Go through the entries and count the lines with the string "ylabel" in them. Give only that number.

### Data for this task

####

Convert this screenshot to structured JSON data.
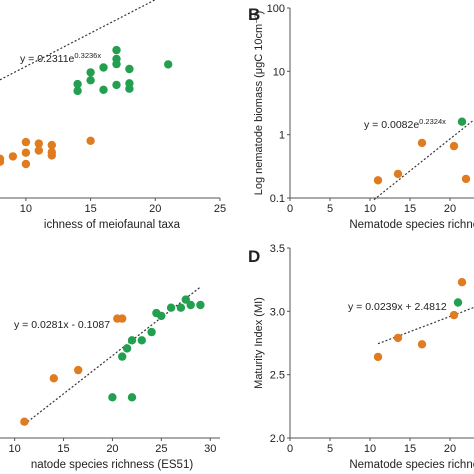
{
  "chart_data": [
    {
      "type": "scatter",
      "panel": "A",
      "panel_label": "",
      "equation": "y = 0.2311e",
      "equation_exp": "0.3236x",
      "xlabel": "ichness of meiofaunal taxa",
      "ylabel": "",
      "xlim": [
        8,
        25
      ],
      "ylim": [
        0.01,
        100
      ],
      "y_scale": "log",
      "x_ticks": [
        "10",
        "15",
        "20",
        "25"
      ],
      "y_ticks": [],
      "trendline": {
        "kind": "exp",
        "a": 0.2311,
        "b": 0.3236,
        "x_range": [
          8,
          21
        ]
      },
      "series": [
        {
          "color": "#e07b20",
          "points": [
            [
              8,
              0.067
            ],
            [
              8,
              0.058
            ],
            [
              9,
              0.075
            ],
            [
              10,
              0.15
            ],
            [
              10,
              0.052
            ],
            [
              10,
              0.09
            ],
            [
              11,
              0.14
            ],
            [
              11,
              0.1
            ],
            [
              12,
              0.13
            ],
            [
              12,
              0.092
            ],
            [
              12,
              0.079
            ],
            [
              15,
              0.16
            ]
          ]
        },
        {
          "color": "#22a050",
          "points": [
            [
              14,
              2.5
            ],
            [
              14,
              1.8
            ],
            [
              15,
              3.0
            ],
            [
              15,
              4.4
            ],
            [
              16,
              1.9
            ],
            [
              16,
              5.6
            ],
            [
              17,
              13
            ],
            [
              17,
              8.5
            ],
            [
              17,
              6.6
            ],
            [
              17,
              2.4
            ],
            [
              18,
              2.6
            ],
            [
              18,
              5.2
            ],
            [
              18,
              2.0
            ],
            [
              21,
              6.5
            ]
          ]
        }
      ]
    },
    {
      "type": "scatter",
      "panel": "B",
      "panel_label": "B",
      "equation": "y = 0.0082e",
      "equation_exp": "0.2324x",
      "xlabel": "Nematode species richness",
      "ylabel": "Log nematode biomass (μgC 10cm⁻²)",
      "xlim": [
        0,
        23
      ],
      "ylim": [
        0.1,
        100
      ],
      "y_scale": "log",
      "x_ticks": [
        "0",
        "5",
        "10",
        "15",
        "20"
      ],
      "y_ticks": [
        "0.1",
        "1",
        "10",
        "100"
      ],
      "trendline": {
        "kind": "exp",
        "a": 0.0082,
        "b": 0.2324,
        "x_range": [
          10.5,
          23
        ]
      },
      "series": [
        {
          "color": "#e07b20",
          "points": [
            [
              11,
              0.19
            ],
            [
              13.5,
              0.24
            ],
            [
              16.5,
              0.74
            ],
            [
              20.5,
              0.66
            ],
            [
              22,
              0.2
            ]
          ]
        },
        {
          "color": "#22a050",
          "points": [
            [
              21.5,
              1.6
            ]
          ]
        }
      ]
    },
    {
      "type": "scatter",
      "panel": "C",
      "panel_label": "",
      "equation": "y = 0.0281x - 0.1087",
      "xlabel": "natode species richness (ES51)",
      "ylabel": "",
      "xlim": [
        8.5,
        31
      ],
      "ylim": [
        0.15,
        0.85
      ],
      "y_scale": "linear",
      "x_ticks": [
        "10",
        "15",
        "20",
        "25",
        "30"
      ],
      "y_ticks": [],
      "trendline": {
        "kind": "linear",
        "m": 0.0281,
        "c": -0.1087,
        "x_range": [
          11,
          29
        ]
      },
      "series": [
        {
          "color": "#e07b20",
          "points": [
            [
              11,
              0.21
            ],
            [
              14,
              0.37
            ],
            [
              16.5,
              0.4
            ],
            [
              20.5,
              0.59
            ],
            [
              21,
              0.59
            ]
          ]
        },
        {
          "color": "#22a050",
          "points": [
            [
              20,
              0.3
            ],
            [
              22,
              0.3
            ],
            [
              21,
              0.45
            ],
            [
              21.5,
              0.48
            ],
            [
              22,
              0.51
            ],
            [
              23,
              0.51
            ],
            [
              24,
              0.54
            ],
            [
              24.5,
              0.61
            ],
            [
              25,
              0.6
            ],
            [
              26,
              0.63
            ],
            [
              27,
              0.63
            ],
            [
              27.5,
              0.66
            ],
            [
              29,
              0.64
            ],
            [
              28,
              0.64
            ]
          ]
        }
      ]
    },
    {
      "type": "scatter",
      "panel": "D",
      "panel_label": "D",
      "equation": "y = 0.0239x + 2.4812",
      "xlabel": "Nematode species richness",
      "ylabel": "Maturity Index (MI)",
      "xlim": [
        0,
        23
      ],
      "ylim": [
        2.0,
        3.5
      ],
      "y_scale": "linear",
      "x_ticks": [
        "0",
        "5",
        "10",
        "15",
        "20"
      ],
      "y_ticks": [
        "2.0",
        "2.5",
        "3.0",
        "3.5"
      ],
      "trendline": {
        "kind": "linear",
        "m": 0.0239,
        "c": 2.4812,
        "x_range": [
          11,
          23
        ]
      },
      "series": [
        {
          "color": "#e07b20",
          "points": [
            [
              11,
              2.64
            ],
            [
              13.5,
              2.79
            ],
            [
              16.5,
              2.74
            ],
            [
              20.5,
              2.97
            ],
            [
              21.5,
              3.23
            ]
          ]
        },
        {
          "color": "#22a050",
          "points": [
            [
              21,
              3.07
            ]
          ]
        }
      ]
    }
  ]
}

####

### Answer to this task
4